* _Exercise brief_:
Gather, from the data below, each line in which the word "author" occurs.
### Data to process ###
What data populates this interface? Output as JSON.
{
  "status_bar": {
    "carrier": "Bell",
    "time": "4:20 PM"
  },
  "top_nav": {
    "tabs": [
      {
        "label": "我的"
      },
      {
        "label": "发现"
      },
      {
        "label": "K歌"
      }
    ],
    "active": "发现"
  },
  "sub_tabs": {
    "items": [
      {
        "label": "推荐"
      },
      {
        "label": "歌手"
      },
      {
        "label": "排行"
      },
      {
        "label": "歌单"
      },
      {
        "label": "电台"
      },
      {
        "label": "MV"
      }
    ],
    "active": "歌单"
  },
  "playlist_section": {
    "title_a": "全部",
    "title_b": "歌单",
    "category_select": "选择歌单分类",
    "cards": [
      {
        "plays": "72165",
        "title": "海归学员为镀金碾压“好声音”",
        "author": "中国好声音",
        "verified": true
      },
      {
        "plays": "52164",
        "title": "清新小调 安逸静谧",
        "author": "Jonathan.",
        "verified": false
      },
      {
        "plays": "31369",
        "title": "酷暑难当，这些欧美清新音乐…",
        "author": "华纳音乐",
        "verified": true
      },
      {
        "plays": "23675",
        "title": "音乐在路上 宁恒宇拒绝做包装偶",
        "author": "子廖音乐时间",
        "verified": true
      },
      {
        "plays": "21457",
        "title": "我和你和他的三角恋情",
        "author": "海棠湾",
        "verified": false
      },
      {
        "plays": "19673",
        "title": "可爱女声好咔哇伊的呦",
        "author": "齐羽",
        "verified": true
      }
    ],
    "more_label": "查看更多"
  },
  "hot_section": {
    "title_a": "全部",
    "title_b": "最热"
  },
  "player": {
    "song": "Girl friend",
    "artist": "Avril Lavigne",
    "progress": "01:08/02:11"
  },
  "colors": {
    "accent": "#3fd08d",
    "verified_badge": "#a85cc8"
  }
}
###
* _Exercise output_:
        "author": "中国好声音",
        "author": "Jonathan.",
        "author": "华纳音乐",
        "author": "子廖音乐时间",
        "author": "海棠湾",
        "author": "齐羽",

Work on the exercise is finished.